---- Input

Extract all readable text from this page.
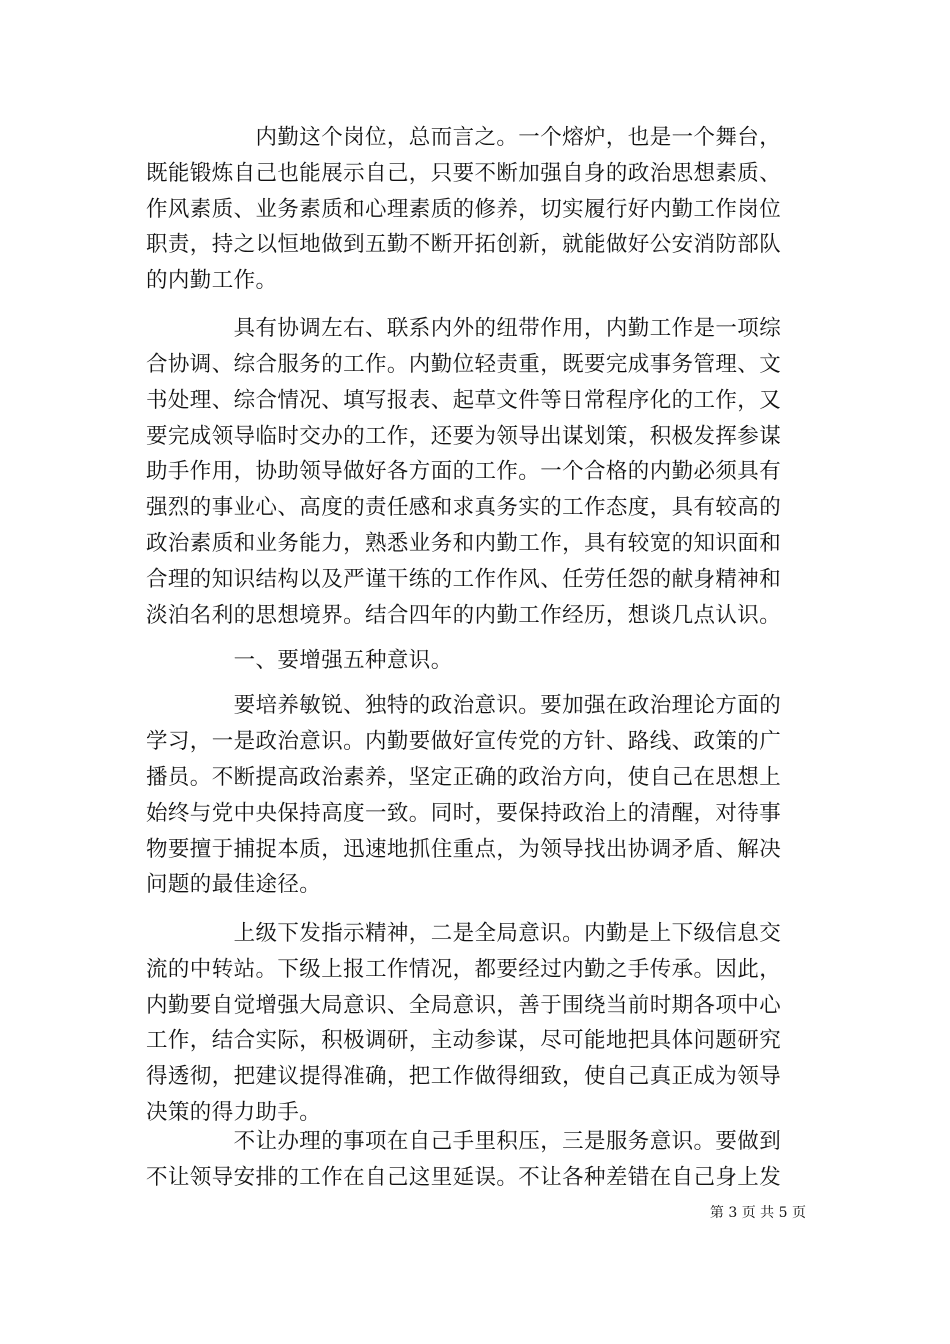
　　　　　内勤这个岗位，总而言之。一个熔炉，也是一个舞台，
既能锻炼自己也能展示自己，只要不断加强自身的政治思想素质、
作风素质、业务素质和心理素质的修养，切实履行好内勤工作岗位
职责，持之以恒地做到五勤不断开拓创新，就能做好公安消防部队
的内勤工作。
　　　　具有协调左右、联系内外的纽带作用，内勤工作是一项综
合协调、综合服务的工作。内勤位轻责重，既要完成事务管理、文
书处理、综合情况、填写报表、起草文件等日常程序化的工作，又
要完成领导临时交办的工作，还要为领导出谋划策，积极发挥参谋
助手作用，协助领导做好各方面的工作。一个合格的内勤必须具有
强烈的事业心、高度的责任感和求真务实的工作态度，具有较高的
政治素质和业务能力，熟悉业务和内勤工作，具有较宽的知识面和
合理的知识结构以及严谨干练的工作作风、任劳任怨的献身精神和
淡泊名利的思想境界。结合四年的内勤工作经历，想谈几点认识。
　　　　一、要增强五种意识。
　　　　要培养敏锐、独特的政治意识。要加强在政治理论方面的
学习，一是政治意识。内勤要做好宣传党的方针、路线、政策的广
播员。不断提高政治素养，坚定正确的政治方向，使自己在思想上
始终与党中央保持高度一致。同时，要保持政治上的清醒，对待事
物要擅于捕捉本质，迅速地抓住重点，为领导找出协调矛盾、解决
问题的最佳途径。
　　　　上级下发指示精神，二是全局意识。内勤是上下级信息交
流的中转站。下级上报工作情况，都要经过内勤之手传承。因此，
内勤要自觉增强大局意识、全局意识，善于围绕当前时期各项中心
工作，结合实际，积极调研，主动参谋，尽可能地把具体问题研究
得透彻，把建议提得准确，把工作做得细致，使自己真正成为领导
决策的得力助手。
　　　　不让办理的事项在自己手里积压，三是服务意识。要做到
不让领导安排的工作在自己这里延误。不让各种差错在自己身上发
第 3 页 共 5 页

--------
---- Input

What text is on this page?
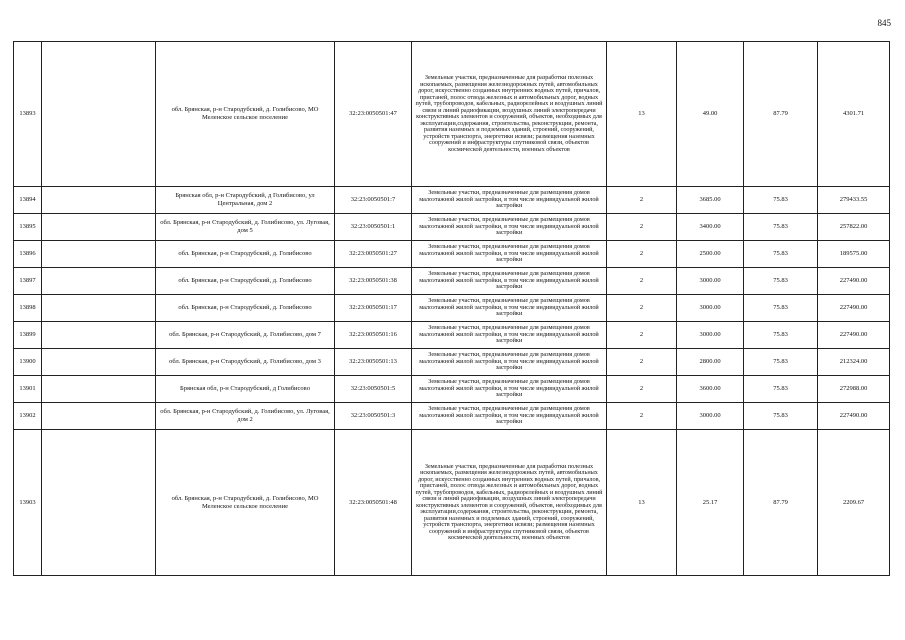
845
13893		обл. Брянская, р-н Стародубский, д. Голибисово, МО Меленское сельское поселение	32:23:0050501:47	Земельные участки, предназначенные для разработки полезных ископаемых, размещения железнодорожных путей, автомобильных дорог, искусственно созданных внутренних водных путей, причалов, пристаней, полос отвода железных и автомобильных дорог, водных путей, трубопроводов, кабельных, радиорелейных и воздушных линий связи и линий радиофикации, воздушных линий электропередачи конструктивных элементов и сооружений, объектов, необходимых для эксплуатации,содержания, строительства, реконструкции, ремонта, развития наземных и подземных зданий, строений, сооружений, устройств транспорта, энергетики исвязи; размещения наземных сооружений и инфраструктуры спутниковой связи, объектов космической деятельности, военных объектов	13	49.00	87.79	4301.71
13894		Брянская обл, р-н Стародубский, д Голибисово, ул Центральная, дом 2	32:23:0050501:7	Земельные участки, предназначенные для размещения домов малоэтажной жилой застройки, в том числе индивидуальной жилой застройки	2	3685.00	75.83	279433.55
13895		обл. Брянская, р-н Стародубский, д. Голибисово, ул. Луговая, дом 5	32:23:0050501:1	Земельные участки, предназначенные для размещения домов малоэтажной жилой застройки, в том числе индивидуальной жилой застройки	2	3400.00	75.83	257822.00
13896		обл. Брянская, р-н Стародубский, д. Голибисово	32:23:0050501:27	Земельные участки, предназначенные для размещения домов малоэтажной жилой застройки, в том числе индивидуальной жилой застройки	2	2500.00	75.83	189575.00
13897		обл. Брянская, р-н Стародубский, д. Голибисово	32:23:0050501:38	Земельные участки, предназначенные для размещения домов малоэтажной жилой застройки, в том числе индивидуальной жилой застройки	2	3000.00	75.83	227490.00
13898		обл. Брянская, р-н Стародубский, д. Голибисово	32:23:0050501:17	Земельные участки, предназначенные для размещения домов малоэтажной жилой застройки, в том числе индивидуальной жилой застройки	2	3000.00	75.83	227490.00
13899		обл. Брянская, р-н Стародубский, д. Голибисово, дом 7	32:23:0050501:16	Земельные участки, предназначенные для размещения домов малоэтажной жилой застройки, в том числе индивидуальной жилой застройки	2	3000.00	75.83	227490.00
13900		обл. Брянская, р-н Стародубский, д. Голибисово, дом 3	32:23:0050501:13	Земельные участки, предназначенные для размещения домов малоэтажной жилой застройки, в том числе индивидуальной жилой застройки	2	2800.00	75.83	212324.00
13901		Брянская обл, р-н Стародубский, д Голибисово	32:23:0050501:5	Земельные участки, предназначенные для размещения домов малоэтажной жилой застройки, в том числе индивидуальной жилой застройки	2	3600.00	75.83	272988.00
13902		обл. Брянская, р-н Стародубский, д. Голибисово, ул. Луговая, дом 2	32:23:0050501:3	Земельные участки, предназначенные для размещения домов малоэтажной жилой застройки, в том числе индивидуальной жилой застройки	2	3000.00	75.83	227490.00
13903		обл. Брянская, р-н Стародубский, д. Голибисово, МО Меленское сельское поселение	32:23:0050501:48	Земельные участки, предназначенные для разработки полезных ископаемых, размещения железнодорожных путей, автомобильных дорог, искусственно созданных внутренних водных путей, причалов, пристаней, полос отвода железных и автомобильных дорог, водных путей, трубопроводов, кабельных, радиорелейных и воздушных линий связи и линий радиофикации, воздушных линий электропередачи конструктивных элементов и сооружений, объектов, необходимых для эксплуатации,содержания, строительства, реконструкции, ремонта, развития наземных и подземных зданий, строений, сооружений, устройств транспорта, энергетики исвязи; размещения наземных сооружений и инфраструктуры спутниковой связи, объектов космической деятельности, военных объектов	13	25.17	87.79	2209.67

--------
---- Input

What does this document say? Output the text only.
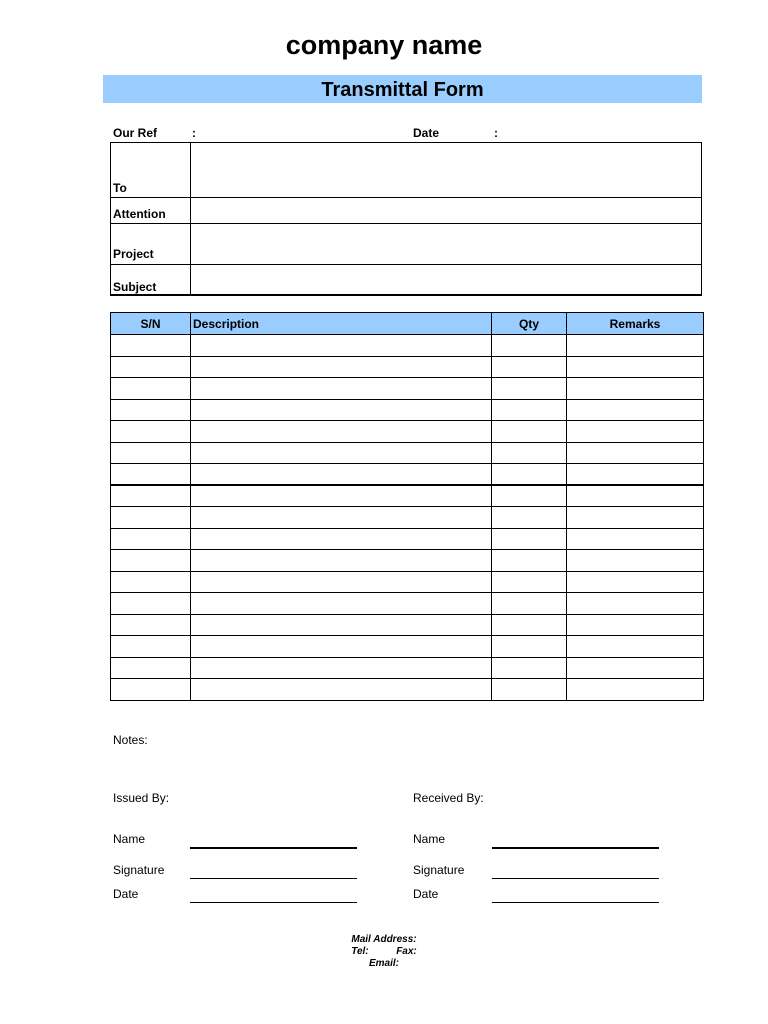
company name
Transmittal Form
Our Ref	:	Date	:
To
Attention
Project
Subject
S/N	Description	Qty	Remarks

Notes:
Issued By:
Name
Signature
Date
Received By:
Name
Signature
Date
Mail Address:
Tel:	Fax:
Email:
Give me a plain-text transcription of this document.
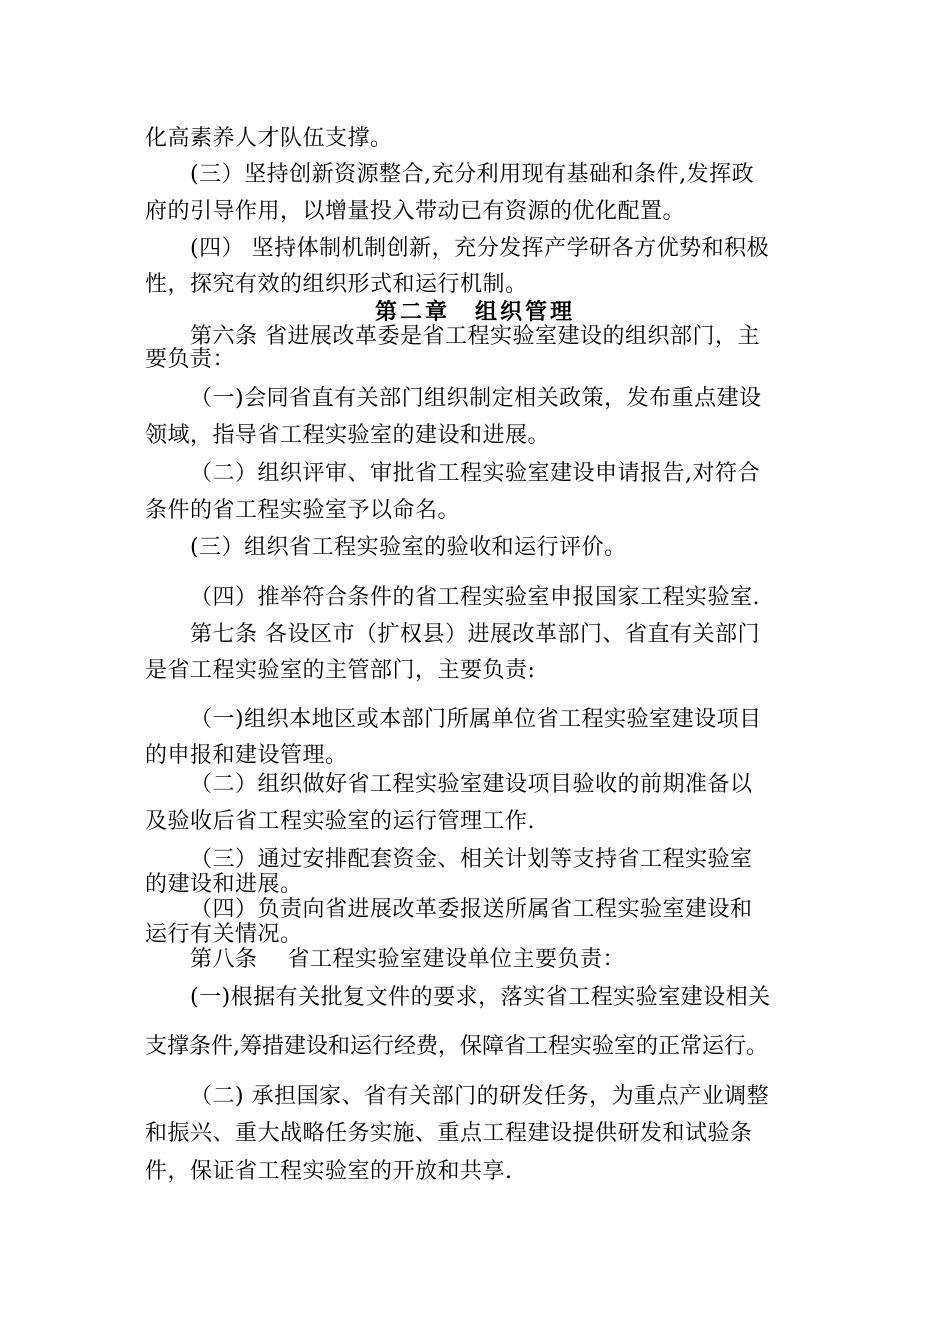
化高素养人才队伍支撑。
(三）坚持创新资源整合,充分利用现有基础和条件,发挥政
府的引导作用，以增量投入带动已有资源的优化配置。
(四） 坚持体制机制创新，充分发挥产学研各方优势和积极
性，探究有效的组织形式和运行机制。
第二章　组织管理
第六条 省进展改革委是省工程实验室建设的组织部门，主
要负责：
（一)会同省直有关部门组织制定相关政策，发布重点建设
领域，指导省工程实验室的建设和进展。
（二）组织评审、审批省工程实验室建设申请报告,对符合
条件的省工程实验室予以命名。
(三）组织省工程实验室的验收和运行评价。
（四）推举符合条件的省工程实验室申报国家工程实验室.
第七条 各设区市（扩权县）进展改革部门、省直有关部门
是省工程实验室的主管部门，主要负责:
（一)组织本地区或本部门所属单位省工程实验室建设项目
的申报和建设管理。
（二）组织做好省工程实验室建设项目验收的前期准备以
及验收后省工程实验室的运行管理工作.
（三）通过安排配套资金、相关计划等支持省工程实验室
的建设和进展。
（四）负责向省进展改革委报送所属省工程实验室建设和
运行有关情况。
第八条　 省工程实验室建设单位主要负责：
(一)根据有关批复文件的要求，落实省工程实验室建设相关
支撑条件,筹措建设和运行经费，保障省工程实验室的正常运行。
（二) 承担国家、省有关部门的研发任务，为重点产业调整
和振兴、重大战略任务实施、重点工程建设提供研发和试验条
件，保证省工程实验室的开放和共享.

--------

- _Stated goal_
Look through the entries and return every line where "this" appears.

- _Written reply_
Extract all readable text from this page.
What text is on this page?
What does this document say? Output the text only.
Give me a plain-text transcription of this document.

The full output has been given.